Material for this task:

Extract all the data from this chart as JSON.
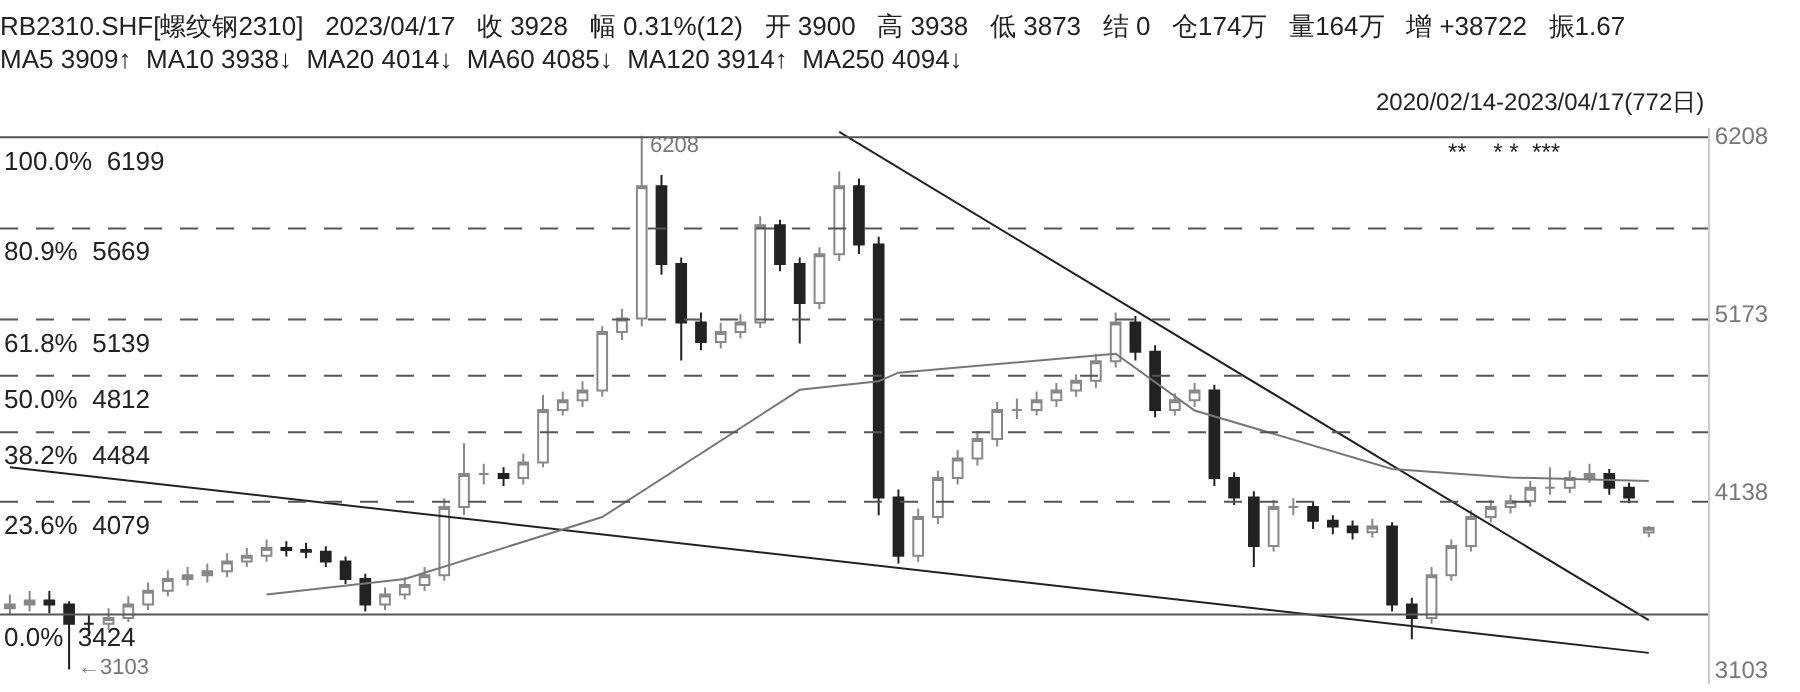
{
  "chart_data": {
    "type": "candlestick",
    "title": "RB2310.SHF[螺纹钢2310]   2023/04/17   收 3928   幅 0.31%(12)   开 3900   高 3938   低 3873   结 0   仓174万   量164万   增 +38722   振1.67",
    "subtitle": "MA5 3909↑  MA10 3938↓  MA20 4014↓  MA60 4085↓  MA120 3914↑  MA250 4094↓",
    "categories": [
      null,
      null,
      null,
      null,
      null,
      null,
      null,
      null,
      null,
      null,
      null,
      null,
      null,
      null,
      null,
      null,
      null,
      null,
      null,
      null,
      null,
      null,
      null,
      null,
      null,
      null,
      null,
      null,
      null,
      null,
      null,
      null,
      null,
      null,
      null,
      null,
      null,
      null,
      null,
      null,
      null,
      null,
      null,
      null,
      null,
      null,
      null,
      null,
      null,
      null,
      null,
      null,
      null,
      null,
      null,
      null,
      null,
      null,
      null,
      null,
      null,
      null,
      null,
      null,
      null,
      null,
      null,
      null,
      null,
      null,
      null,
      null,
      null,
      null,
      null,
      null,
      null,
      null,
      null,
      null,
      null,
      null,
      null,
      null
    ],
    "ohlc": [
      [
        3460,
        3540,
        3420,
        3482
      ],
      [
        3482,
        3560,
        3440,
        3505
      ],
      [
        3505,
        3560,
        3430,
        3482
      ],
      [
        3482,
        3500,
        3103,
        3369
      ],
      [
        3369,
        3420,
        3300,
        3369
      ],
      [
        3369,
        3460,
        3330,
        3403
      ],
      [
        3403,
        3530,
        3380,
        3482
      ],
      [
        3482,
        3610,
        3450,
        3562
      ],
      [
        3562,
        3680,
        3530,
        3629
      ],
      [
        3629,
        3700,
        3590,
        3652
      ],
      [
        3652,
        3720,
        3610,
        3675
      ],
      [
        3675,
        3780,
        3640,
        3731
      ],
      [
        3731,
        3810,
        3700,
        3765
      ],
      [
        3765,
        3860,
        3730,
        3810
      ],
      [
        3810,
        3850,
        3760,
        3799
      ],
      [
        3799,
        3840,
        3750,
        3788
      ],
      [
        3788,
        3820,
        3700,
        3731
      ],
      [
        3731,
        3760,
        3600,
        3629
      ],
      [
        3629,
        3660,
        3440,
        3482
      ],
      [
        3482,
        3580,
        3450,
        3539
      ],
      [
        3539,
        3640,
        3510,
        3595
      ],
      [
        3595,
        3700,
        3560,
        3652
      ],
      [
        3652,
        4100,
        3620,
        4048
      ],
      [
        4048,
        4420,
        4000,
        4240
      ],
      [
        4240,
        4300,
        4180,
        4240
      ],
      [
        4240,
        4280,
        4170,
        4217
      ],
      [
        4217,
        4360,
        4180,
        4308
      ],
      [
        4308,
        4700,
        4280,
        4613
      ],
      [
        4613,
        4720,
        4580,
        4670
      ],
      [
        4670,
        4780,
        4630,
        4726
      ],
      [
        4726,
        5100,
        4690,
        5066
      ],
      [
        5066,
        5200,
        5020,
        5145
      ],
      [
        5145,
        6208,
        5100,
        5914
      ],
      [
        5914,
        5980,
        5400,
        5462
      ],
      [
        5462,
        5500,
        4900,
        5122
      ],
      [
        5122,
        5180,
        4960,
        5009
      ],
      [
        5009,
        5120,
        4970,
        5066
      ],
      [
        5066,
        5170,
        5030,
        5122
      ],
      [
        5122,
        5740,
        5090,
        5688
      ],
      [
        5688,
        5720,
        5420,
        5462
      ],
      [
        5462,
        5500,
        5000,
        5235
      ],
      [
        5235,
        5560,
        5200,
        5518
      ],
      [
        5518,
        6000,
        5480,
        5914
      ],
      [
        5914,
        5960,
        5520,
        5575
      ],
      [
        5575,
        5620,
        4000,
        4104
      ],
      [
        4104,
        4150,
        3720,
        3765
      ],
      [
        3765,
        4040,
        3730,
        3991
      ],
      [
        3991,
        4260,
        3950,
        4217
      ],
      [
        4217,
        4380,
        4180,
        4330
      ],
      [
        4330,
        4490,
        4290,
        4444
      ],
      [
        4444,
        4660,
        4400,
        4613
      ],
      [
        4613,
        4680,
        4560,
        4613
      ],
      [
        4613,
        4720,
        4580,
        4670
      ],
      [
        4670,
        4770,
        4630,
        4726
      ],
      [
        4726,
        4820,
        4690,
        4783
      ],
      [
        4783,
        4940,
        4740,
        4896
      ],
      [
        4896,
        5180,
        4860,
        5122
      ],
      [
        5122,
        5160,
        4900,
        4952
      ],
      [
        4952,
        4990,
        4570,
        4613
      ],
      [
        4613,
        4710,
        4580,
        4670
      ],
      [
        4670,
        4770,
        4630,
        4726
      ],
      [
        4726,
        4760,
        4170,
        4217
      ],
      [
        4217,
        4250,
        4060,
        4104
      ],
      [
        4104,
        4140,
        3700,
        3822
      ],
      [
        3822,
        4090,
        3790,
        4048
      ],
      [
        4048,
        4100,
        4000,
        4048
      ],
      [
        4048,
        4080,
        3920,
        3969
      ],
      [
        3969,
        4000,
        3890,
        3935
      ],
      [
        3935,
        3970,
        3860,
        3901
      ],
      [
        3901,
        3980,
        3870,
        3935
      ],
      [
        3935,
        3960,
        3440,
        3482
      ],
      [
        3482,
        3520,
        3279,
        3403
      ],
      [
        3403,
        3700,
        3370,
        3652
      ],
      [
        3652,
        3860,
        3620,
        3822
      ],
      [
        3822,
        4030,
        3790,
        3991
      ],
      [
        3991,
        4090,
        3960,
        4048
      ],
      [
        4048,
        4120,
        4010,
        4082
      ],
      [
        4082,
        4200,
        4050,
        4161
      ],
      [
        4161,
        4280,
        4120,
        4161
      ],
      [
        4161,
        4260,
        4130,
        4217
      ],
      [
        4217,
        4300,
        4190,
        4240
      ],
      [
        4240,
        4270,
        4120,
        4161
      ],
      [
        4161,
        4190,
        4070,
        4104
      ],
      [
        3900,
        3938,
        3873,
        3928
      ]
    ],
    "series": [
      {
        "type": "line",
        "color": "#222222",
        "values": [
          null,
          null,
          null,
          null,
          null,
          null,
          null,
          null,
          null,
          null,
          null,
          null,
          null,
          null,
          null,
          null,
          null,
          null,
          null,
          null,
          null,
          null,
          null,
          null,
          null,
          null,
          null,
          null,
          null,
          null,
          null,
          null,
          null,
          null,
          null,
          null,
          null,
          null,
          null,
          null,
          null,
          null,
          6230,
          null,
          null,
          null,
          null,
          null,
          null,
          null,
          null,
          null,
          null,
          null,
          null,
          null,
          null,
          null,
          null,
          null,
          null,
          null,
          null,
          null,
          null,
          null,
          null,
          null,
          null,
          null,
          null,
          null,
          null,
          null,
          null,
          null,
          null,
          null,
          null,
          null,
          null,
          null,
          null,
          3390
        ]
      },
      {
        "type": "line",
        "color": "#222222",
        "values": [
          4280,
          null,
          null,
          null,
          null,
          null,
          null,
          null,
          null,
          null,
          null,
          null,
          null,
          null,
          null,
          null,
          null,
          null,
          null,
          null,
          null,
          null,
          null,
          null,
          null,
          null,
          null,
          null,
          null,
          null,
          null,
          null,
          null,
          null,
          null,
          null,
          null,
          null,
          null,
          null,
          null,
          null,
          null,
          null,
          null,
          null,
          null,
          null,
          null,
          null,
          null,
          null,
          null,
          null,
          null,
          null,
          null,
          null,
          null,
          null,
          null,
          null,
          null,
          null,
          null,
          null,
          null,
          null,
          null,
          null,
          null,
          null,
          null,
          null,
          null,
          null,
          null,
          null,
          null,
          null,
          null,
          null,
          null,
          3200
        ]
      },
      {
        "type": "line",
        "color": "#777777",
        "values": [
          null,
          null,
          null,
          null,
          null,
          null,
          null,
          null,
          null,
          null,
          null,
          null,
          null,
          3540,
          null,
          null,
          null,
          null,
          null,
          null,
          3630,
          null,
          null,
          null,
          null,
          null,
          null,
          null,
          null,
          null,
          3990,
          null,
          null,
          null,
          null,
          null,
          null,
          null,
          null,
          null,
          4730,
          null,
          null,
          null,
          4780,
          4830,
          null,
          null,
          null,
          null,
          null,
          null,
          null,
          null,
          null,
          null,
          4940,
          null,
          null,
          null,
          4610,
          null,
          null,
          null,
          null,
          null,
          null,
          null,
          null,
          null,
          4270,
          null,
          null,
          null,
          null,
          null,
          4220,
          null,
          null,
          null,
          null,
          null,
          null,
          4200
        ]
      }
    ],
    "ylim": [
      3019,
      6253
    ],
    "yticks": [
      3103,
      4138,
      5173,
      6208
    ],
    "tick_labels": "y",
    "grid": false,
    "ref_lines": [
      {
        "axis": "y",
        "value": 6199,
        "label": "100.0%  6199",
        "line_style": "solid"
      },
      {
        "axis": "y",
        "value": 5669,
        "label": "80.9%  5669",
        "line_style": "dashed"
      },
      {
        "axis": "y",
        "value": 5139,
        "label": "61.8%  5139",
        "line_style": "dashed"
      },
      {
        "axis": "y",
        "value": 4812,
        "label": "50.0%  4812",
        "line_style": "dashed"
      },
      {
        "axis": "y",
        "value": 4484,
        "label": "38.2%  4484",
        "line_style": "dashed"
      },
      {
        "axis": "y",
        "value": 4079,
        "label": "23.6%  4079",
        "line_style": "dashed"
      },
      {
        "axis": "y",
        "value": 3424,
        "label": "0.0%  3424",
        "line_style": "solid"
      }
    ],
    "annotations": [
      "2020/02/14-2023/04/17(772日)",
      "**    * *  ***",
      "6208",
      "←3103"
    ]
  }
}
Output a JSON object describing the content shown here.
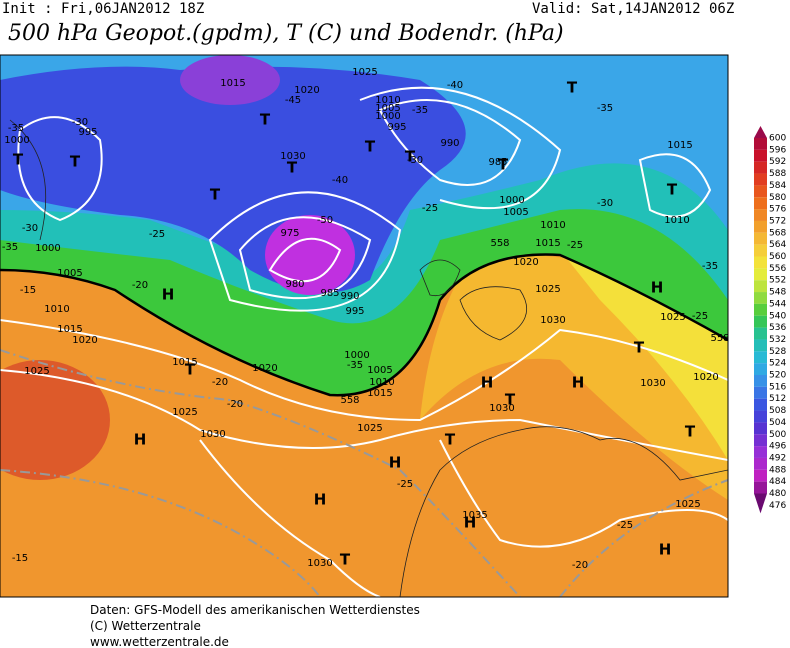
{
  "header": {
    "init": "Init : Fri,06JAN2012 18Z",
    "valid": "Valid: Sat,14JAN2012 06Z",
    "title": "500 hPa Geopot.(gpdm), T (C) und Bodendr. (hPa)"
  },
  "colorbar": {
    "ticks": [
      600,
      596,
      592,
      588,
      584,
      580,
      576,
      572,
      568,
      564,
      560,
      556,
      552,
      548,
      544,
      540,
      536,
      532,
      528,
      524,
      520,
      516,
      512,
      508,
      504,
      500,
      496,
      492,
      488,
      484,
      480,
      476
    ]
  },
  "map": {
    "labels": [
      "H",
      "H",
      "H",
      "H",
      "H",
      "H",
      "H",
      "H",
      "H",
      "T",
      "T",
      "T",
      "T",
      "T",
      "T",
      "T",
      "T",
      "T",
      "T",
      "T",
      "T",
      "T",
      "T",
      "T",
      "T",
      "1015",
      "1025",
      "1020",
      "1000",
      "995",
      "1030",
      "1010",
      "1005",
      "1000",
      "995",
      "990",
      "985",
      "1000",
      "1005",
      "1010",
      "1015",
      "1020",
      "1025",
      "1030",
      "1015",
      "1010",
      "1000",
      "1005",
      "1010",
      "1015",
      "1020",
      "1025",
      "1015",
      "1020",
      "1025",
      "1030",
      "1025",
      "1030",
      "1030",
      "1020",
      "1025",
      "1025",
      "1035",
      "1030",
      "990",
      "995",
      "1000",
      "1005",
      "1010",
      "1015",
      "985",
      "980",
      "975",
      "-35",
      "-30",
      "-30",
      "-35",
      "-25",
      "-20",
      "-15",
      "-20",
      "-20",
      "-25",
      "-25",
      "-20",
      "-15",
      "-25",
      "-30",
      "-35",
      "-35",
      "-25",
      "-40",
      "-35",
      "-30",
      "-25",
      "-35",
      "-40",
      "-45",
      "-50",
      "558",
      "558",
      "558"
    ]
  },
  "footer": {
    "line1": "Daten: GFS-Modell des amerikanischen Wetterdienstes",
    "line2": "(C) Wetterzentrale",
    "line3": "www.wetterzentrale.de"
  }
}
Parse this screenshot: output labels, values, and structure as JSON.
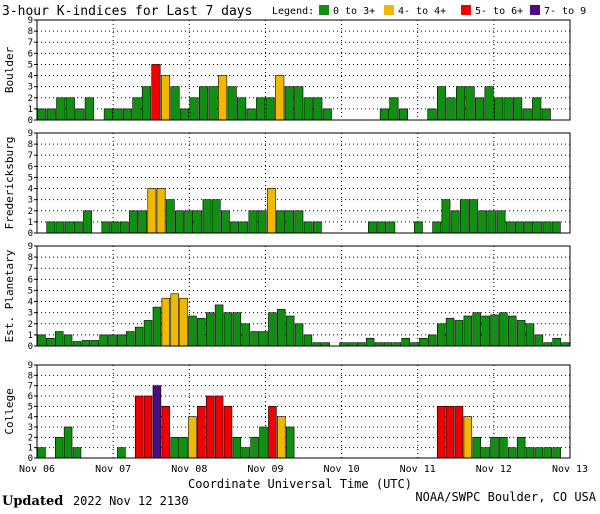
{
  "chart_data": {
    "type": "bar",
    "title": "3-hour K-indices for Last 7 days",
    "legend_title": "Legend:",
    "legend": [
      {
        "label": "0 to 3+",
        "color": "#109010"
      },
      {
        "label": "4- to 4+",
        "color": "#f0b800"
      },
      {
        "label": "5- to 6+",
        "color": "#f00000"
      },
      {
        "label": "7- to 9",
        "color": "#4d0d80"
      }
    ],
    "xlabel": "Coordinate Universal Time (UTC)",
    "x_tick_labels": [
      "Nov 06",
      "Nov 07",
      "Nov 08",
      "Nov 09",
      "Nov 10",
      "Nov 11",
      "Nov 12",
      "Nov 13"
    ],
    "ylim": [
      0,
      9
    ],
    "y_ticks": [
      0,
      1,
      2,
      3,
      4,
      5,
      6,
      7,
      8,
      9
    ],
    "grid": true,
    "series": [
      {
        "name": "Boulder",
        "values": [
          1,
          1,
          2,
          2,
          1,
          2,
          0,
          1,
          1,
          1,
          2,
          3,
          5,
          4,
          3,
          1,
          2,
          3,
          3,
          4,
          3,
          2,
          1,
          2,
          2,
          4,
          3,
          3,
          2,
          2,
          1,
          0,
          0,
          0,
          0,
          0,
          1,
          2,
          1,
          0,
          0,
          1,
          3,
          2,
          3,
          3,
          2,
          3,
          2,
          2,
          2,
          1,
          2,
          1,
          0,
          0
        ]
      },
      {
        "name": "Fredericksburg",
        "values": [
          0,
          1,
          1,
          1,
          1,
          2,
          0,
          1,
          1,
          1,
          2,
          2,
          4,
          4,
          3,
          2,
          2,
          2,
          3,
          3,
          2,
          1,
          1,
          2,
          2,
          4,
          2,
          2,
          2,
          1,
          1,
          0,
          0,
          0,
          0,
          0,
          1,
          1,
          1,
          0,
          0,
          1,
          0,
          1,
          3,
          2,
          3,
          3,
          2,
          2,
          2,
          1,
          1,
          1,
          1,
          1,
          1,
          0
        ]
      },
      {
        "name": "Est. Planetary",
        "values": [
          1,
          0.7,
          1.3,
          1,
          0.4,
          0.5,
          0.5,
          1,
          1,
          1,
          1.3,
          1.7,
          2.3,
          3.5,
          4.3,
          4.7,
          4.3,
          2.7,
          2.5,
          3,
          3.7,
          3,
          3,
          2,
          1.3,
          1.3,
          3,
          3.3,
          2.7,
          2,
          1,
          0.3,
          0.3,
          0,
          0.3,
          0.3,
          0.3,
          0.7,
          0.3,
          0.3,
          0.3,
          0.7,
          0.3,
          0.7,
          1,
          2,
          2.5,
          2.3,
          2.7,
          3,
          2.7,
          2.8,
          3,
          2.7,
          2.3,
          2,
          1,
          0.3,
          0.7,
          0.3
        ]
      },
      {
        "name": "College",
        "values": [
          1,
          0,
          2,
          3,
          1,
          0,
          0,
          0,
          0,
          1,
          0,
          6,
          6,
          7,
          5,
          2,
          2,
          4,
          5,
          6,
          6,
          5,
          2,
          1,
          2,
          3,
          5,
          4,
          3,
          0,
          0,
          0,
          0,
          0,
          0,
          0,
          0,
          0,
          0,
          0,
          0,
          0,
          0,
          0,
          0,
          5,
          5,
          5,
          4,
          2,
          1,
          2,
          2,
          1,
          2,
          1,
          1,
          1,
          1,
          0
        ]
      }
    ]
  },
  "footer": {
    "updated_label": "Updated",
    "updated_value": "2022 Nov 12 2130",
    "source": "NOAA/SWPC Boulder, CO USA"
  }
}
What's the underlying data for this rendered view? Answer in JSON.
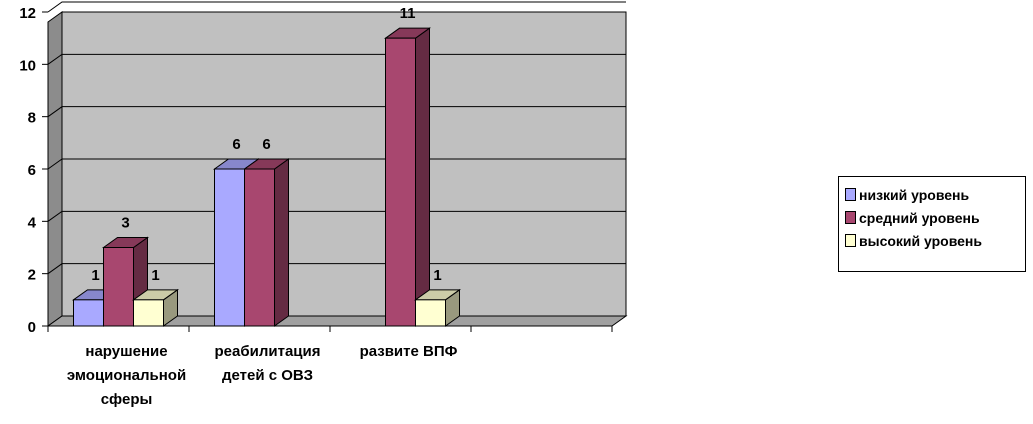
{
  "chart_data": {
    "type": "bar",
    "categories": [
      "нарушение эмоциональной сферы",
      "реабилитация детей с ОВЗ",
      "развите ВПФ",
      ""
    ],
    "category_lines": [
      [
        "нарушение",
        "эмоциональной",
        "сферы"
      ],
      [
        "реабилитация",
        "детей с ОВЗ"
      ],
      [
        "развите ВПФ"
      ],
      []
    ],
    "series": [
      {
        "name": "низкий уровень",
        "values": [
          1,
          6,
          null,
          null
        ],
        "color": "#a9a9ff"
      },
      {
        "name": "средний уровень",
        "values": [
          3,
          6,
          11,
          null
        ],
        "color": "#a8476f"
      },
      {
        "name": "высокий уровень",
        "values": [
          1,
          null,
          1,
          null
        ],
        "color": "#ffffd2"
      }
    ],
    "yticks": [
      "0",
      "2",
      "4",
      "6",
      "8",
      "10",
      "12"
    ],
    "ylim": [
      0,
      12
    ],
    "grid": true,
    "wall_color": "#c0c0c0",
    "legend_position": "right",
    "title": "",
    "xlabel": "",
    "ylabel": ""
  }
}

Goal of the exercise: Within the listing above, copy each line that has the string "эмоциональной".

Correct response:
      "нарушение эмоциональной сферы",
        "эмоциональной",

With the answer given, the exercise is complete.